Exercise requirements
Below are the entries; count the lines in them that contain the word "ratio" and give only the number.

Dataset entries on figures:
+++
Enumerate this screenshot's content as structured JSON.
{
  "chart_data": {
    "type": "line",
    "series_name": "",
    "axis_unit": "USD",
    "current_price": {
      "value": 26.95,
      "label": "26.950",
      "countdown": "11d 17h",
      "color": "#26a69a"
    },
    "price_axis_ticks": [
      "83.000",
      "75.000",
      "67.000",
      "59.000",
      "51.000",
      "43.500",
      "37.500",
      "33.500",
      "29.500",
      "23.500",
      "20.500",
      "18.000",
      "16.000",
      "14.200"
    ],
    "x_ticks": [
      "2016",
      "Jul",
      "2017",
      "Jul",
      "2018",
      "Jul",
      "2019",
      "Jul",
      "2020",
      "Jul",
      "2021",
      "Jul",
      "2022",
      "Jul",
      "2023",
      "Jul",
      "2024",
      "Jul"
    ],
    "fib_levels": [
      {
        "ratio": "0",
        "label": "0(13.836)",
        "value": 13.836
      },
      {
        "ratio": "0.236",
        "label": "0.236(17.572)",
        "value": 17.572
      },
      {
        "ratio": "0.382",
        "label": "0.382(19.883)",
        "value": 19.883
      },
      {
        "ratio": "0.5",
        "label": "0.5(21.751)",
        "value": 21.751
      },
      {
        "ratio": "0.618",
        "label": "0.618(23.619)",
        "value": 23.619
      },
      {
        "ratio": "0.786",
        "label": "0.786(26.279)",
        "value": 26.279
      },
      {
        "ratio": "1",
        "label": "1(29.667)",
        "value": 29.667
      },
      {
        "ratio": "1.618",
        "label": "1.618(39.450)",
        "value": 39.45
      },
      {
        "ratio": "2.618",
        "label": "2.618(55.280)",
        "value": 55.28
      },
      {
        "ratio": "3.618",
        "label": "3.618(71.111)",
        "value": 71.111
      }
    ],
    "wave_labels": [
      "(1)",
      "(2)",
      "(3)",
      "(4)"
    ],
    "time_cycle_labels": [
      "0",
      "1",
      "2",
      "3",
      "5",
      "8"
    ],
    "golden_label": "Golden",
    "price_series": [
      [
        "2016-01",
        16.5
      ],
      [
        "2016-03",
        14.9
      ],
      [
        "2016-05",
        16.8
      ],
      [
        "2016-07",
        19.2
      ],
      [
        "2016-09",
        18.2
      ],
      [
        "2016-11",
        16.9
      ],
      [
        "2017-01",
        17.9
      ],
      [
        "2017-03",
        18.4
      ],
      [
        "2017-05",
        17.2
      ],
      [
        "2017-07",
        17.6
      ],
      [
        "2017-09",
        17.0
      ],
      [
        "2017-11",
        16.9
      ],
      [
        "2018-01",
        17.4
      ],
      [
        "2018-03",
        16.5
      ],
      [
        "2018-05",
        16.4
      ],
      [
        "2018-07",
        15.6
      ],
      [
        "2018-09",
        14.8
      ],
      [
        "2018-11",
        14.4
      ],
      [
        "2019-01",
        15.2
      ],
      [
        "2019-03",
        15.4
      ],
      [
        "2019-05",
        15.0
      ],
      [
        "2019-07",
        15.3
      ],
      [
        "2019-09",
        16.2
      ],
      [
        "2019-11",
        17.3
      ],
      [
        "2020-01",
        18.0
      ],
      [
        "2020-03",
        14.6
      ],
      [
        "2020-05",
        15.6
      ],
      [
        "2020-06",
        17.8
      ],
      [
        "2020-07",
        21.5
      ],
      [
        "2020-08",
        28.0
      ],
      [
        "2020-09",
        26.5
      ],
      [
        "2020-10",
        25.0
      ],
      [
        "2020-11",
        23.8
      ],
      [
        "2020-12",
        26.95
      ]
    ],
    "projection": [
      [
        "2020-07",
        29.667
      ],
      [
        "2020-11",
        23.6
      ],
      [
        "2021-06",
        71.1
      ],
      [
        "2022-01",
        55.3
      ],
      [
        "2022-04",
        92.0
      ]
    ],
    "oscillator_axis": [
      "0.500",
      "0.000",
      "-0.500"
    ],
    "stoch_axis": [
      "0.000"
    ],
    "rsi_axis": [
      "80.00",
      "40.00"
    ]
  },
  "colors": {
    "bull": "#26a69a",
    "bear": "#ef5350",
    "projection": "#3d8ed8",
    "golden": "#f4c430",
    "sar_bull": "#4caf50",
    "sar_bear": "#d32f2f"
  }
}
+++
Correct result
10